Gulasch im Kopf

Ende August machte ich mit drei Freunden eine mehrtägige Tour durch tschechische Kleinbrauereien, die zu einer wahrhaften Entdeckungsreise wurde. Die Broschüre, an der wir uns orientierten, „Bierpfade durch die Region Pilsen“, gab nämlich nicht annähernd wieder, was uns erwarten sollte: Eben nicht nur das, was man dem typischen Touristen als „Gastronomie“ verkaufen kann, sondern auch versteckte Hinterhofbrauereien, deren komplette Einrichtung aus Improvisation besteht. Dort kredenzt der Braumeister persönlich die Biere – und was für Biere! Insbesondere das Weißbier war eine Offenbarung. In Bayern hatte ich schon jahrelang keins mehr getrunken, weil ich stets nach nur wenigen Schlucken das Gefühl hatte, eine vollständige Mahlzeit zu mir genommen zu haben, die mir noch wochenlang auf den Rippen bleiben wird. Die tschechischen Weizenbiere dagegen fanden wir allesamt erfrischend leicht, spritzig und elegant, mit einer Fülle von feinen fruchtigen Geschmacksnoten.
Am vierten Tag unseres Ausflugs trafen wir gegen Abend in der Dorfschenke von Čižice ein, bereits etwas angeschlagen von der vorausgegangenen Degustation acht verschiedener Biere in Dobřany, darunter ein sage und schreibe 23grädiges, das fast schon einen Grenzfall zwischen Bier und Bierlikör darstellte. In Čižice sollte ich im weiteren Verlauf des Abends die mündliche B2-Prüfung nach dem Europäischen Referenzrahmen für Fremdsprachen ablegen, wobei „B“ in diesem Fall auch als Abkürzung für „Becherovka“ zu verstehen ist. Doch davon ahnte ich noch nichts, als ich den Gastraum betrat und bei einem schnauzbärtigen Herrn von der Statur eines Hufschmieds die ersten Biere orderte. Außerdem eine Kofola – einer von uns musste ja fahrtüchtig bleiben.

Fragen zum Material –
[1] Zitiere aus dem Reisebericht alles von „Am vierten Tag“ bis hinunter zu „ja fahrtüchtig bleiben.“.
[2] Nenne alle Namen von Orten und Regionen, die im Reisebericht vorkommen.
[3] Erkläre anhand des Reiseberichts, warum der Erzähler in Bayern jahrelang kein Weißbier mehr getrunken hatte.

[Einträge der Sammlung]
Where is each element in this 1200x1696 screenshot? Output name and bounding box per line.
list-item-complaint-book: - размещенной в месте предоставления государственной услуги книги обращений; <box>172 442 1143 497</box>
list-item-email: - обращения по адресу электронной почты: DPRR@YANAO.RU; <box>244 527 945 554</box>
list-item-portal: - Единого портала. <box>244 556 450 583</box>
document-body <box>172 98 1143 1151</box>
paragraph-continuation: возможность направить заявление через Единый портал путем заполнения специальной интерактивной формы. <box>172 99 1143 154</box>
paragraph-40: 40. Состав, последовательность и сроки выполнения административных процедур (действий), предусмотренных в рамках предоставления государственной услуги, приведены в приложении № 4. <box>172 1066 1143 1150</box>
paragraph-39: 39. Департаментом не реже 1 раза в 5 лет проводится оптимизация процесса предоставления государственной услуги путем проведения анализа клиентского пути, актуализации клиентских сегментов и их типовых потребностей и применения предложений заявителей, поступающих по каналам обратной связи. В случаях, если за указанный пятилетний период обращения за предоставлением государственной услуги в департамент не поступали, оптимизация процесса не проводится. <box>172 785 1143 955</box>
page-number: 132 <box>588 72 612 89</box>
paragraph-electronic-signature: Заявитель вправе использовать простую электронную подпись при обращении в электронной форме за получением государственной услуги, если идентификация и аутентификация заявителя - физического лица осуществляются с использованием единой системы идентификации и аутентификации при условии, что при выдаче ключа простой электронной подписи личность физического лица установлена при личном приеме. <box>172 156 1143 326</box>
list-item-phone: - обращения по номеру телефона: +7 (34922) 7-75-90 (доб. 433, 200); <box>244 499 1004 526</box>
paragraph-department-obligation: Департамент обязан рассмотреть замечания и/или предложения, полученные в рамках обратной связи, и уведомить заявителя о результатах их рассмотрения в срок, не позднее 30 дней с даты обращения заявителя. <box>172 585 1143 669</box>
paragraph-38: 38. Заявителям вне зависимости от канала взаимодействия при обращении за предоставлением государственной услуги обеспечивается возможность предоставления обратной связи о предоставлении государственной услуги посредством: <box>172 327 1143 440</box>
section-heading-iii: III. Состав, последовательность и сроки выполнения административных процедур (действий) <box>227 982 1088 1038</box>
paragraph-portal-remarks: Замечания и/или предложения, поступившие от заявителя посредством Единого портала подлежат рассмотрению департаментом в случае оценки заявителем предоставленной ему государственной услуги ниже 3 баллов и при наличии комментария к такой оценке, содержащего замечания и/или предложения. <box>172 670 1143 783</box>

Nummerierte Antworten –
[1]
Am vierten Tag unseres Ausflugs trafen wir gegen Abend in der Dorfschenke von Čižice ein, bereits etwas angeschlagen von der vorausgegangenen Degustation acht verschiedener Biere in Dobřany, darunter ein sage und schreibe 23grädiges, das fast schon einen Grenzfall zwischen Bier und Bierlikör darstellte. In Čižice sollte ich im weiteren Verlauf des Abends die mündliche B2-Prüfung nach dem Europäischen Referenzrahmen für Fremdsprachen ablegen, wobei „B“ in diesem Fall auch als Abkürzung für „Becherovka“ zu verstehen ist. Doch davon ahnte ich noch nichts, als ich den Gastraum betrat und bei einem schnauzbärtigen Herrn von der Statur eines Hufschmieds die ersten Biere orderte. Außerdem eine Kofola – einer von uns musste ja fahrtüchtig bleiben.

[2] Pilsen (Region Pilsen), Bayern, Dobřany, Čižice

[3] Nach nur wenigen Schlucken hatte er stets das Gefühl, eine vollständige Mahlzeit zu sich genommen zu haben. Diese Mahlzeit würde ihm, so sein Eindruck, noch wochenlang auf den Rippen bleiben.